Identify each line containing the word "高度风险手术" and copy it.

### RECORDS ###

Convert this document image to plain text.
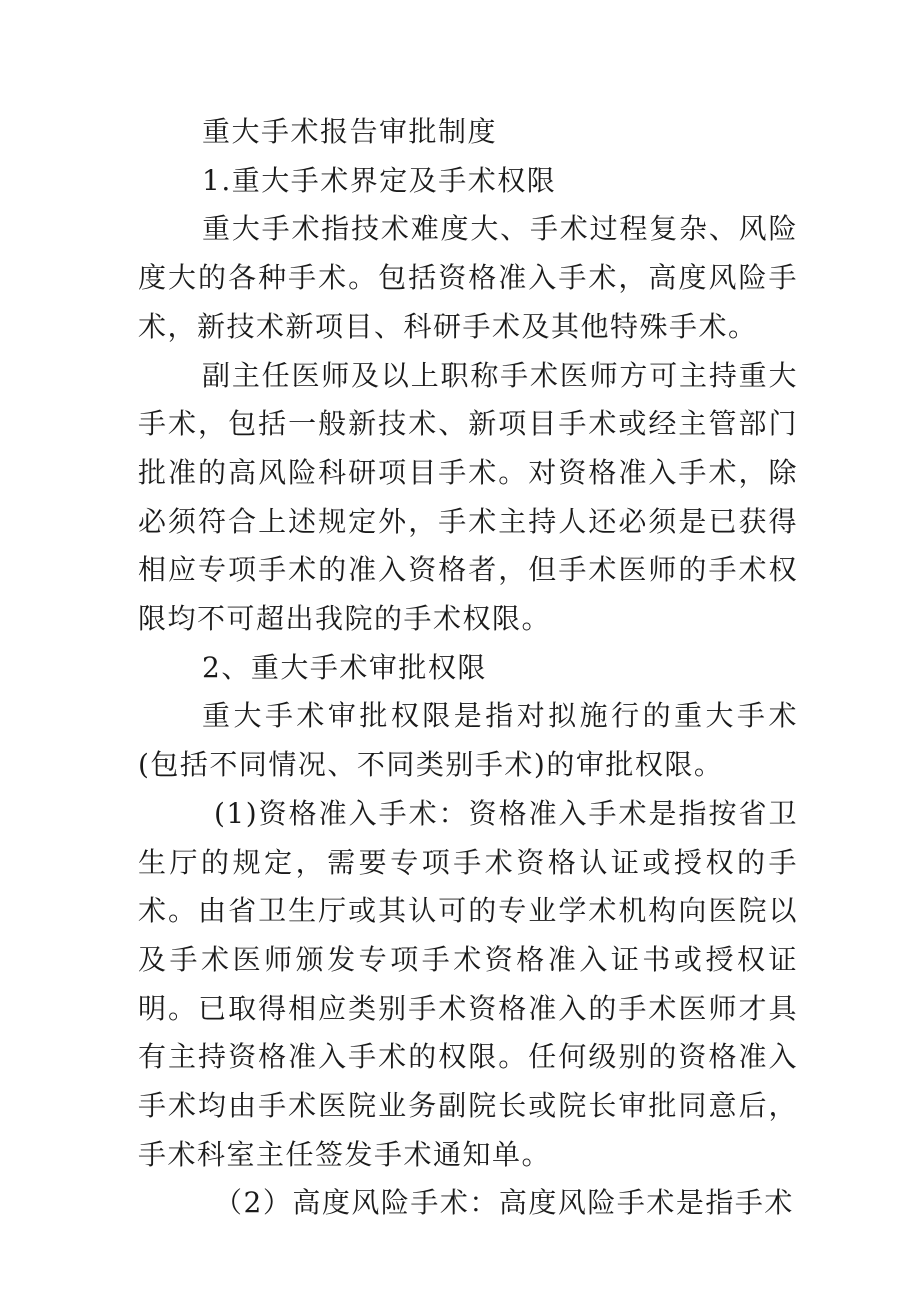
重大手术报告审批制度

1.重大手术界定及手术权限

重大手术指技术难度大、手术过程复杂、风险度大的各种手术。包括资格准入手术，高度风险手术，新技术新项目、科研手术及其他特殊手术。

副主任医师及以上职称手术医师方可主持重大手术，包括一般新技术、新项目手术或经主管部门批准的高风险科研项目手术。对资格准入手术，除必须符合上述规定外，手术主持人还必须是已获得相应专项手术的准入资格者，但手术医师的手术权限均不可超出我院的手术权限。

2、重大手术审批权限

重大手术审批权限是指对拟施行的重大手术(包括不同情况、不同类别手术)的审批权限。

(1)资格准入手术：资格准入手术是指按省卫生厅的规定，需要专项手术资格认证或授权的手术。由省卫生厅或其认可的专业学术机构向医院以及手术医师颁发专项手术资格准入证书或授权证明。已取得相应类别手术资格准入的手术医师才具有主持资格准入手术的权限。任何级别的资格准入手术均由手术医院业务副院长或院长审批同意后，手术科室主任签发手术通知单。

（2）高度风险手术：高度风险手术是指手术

###

§ **RESPONSE BELOW**
重大手术指技术难度大、手术过程复杂、风险度大的各种手术。包括资格准入手术，高度风险手术，新技术新项目、科研手术及其他特殊手术。
（2）高度风险手术：高度风险手术是指手术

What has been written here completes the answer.